■ What the task asks
Output all lines exactly.

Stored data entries
--- BEGIN ---

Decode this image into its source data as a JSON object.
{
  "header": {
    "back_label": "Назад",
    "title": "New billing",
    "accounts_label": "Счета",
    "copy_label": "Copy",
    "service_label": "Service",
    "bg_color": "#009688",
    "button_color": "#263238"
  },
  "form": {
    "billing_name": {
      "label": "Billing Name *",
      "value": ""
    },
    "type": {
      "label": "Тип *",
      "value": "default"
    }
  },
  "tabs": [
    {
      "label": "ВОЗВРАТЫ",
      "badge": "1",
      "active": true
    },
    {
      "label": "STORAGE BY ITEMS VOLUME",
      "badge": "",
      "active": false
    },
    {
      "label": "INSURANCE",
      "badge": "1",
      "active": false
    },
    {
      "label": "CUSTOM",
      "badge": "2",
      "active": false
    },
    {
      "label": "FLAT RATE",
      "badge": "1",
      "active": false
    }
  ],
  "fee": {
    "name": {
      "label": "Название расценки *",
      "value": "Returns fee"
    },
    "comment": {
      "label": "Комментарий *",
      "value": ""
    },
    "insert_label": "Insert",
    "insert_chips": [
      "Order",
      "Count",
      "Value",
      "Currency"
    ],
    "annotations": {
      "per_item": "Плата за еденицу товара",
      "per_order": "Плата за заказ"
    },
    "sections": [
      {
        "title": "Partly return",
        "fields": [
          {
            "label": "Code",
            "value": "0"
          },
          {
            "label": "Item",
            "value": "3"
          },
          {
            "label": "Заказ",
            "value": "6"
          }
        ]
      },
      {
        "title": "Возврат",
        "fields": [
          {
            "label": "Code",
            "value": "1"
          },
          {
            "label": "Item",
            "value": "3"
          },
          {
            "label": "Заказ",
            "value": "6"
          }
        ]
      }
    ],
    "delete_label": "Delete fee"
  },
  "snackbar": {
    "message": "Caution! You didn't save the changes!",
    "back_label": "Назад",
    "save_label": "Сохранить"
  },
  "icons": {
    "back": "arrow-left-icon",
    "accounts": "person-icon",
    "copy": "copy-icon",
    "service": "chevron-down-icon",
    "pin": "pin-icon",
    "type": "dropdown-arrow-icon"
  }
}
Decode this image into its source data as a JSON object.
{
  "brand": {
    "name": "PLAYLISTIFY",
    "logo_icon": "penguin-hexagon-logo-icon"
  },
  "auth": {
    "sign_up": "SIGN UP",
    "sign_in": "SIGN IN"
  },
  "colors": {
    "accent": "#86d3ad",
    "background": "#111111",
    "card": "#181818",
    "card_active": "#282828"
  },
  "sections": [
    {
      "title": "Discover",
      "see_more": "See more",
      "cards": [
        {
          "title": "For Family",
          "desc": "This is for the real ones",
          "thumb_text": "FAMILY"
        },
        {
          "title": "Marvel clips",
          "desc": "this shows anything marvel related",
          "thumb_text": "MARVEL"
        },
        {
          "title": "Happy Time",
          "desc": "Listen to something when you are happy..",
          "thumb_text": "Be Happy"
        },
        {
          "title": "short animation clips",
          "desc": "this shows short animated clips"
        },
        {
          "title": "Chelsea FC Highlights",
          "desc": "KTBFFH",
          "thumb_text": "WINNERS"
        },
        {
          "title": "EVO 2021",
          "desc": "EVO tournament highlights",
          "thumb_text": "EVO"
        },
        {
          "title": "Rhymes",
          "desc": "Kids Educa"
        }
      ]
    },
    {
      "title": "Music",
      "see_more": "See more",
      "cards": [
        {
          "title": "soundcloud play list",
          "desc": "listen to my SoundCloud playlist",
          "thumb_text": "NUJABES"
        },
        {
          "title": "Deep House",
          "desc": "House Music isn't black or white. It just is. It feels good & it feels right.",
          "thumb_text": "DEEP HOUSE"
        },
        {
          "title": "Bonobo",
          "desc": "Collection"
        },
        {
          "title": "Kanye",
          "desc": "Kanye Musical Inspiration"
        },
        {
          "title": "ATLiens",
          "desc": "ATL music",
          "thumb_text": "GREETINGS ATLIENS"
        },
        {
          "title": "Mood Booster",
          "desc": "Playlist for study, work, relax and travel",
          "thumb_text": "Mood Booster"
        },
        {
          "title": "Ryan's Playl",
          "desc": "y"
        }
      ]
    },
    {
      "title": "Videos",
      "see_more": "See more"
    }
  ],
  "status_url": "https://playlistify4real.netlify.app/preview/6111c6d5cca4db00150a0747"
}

--- END ---

■ Result for this exercise
Decode this image into its source data as a JSON object.
{
  "header": {
    "back_label": "Назад",
    "title": "New billing",
    "accounts_label": "Счета",
    "copy_label": "Copy",
    "service_label": "Service",
    "bg_color": "#009688",
    "button_color": "#263238"
  },
  "form": {
    "billing_name": {
      "label": "Billing Name *",
      "value": ""
    },
    "type": {
      "label": "Тип *",
      "value": "default"
    }
  },
  "tabs": [
    {
      "label": "ВОЗВРАТЫ",
      "badge": "1",
      "active": true
    },
    {
      "label": "STORAGE BY ITEMS VOLUME",
      "badge": "",
      "active": false
    },
    {
      "label": "INSURANCE",
      "badge": "1",
      "active": false
    },
    {
      "label": "CUSTOM",
      "badge": "2",
      "active": false
    },
    {
      "label": "FLAT RATE",
      "badge": "1",
      "active": false
    }
  ],
  "fee": {
    "name": {
      "label": "Название расценки *",
      "value": "Returns fee"
    },
    "comment": {
      "label": "Комментарий *",
      "value": ""
    },
    "insert_label": "Insert",
    "insert_chips": [
      "Order",
      "Count",
      "Value",
      "Currency"
    ],
    "annotations": {
      "per_item": "Плата за еденицу товара",
      "per_order": "Плата за заказ"
    },
    "sections": [
      {
        "title": "Partly return",
        "fields": [
          {
            "label": "Code",
            "value": "0"
          },
          {
            "label": "Item",
            "value": "3"
          },
          {
            "label": "Заказ",
            "value": "6"
          }
        ]
      },
      {
        "title": "Возврат",
        "fields": [
          {
            "label": "Code",
            "value": "1"
          },
          {
            "label": "Item",
            "value": "3"
          },
          {
            "label": "Заказ",
            "value": "6"
          }
        ]
      }
    ],
    "delete_label": "Delete fee"
  },
  "snackbar": {
    "message": "Caution! You didn't save the changes!",
    "back_label": "Назад",
    "save_label": "Сохранить"
  },
  "icons": {
    "back": "arrow-left-icon",
    "accounts": "person-icon",
    "copy": "copy-icon",
    "service": "chevron-down-icon",
    "pin": "pin-icon",
    "type": "dropdown-arrow-icon"
  }
}
Decode this image into its source data as a JSON object.
{
  "brand": {
    "name": "PLAYLISTIFY",
    "logo_icon": "penguin-hexagon-logo-icon"
  },
  "auth": {
    "sign_up": "SIGN UP",
    "sign_in": "SIGN IN"
  },
  "colors": {
    "accent": "#86d3ad",
    "background": "#111111",
    "card": "#181818",
    "card_active": "#282828"
  },
  "sections": [
    {
      "title": "Discover",
      "see_more": "See more",
      "cards": [
        {
          "title": "For Family",
          "desc": "This is for the real ones",
          "thumb_text": "FAMILY"
        },
        {
          "title": "Marvel clips",
          "desc": "this shows anything marvel related",
          "thumb_text": "MARVEL"
        },
        {
          "title": "Happy Time",
          "desc": "Listen to something when you are happy..",
          "thumb_text": "Be Happy"
        },
        {
          "title": "short animation clips",
          "desc": "this shows short animated clips"
        },
        {
          "title": "Chelsea FC Highlights",
          "desc": "KTBFFH",
          "thumb_text": "WINNERS"
        },
        {
          "title": "EVO 2021",
          "desc": "EVO tournament highlights",
          "thumb_text": "EVO"
        },
        {
          "title": "Rhymes",
          "desc": "Kids Educa"
        }
      ]
    },
    {
      "title": "Music",
      "see_more": "See more",
      "cards": [
        {
          "title": "soundcloud play list",
          "desc": "listen to my SoundCloud playlist",
          "thumb_text": "NUJABES"
        },
        {
          "title": "Deep House",
          "desc": "House Music isn't black or white. It just is. It feels good & it feels right.",
          "thumb_text": "DEEP HOUSE"
        },
        {
          "title": "Bonobo",
          "desc": "Collection"
        },
        {
          "title": "Kanye",
          "desc": "Kanye Musical Inspiration"
        },
        {
          "title": "ATLiens",
          "desc": "ATL music",
          "thumb_text": "GREETINGS ATLIENS"
        },
        {
          "title": "Mood Booster",
          "desc": "Playlist for study, work, relax and travel",
          "thumb_text": "Mood Booster"
        },
        {
          "title": "Ryan's Playl",
          "desc": "y"
        }
      ]
    },
    {
      "title": "Videos",
      "see_more": "See more"
    }
  ],
  "status_url": "https://playlistify4real.netlify.app/preview/6111c6d5cca4db00150a0747"
}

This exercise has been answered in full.